What is being asked: Reproduce, character for character, the stretch of rows from the first one through the row containing "legend-label-positions: Leveraged funds", including both ends.
## START Data in this exercise
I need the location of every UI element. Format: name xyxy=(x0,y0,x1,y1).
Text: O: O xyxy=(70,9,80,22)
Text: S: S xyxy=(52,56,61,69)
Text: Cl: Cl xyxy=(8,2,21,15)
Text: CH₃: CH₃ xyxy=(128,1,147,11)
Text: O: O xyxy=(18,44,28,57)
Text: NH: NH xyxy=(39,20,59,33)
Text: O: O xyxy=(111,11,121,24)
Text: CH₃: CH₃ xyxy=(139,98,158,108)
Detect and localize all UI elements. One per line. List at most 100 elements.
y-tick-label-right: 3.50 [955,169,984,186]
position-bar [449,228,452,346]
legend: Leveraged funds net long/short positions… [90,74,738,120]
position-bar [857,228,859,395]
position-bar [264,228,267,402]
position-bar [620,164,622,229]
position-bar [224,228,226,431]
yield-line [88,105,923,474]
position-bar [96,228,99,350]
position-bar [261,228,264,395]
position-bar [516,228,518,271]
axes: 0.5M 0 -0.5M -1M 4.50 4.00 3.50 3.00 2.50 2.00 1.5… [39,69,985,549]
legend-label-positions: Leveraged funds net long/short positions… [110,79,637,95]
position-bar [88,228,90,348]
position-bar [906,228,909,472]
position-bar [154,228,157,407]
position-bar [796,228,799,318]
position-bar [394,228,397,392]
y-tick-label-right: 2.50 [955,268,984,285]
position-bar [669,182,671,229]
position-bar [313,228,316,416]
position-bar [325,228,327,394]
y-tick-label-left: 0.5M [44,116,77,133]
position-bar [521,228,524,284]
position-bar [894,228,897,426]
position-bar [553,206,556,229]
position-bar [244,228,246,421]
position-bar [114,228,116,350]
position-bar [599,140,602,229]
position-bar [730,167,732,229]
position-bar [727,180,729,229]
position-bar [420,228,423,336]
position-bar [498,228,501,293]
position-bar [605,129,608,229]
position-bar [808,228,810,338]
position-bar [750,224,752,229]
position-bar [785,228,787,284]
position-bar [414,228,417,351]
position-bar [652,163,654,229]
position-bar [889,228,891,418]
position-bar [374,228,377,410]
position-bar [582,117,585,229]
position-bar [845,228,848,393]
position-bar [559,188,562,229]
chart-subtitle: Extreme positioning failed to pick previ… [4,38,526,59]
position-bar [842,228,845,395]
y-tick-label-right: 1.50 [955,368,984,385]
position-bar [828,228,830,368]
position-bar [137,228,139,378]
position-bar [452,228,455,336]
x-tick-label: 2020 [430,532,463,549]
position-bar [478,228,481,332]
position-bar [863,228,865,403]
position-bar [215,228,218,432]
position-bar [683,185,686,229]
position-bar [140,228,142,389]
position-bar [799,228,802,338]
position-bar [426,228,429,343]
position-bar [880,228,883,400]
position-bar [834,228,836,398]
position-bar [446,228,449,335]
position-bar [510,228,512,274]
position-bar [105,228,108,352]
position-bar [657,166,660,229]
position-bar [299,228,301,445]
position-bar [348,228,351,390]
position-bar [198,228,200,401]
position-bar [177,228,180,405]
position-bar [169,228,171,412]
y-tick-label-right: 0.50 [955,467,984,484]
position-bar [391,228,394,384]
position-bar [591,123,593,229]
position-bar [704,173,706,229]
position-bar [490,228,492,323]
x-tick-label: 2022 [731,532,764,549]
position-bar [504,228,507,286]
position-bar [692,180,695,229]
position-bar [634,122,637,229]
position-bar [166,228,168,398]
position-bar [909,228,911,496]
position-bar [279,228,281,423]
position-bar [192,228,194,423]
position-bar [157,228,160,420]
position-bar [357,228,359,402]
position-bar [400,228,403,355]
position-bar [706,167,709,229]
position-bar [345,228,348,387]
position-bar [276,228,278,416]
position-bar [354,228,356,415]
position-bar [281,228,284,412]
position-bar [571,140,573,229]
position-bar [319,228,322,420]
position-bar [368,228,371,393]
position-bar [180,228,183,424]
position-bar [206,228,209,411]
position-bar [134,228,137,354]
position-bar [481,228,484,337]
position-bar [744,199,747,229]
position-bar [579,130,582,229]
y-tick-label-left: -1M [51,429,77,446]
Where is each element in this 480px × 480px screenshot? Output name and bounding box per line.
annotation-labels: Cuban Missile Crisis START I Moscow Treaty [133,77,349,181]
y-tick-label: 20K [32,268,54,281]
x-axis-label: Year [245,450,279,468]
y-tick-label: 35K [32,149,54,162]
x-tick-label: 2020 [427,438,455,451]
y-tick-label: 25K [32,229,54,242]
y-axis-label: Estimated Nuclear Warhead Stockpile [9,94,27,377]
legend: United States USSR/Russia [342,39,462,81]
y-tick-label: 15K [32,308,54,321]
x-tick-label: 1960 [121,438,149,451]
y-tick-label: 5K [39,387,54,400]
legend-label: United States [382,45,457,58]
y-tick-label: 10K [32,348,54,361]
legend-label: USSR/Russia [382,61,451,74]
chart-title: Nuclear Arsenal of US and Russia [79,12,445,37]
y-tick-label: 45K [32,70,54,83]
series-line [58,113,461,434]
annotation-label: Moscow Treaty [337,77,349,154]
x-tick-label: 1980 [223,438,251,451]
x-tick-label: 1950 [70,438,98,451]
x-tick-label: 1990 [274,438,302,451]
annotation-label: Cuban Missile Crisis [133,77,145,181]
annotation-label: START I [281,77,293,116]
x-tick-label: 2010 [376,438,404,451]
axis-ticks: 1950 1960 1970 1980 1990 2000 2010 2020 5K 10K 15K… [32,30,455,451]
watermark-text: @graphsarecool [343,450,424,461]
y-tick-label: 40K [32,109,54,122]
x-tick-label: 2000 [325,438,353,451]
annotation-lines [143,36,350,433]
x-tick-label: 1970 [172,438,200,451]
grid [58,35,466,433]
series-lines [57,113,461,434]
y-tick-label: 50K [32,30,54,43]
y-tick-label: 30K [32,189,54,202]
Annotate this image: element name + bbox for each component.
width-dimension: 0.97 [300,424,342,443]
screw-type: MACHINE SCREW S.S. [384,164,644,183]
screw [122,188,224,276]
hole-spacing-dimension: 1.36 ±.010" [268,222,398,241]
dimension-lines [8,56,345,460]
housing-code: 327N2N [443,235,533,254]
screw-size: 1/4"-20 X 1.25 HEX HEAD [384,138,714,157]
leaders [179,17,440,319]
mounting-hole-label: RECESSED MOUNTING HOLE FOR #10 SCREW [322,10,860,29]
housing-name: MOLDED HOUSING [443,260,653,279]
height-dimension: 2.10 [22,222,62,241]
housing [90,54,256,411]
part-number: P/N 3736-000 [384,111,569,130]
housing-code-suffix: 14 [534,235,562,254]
## END Data in this exercise
Output for this exercise:
I need the location of every UI element. Format: name xyxy=(x0,y0,x1,y1).
Text: O: O xyxy=(70,9,80,22)
Text: S: S xyxy=(52,56,61,69)
Text: Cl: Cl xyxy=(8,2,21,15)
Text: CH₃: CH₃ xyxy=(128,1,147,11)
Text: O: O xyxy=(18,44,28,57)
Text: NH: NH xyxy=(39,20,59,33)
Text: O: O xyxy=(111,11,121,24)
Text: CH₃: CH₃ xyxy=(139,98,158,108)
Detect and localize all UI elements. One per line. List at most 100 elements.
y-tick-label-right: 3.50 [955,169,984,186]
position-bar [449,228,452,346]
legend: Leveraged funds net long/short positions… [90,74,738,120]
position-bar [857,228,859,395]
position-bar [264,228,267,402]
position-bar [620,164,622,229]
position-bar [224,228,226,431]
yield-line [88,105,923,474]
position-bar [96,228,99,350]
position-bar [261,228,264,395]
position-bar [516,228,518,271]
axes: 0.5M 0 -0.5M -1M 4.50 4.00 3.50 3.00 2.50 2.00 1.5… [39,69,985,549]
legend-label-positions: Leveraged funds net long/short positions… [110,79,637,95]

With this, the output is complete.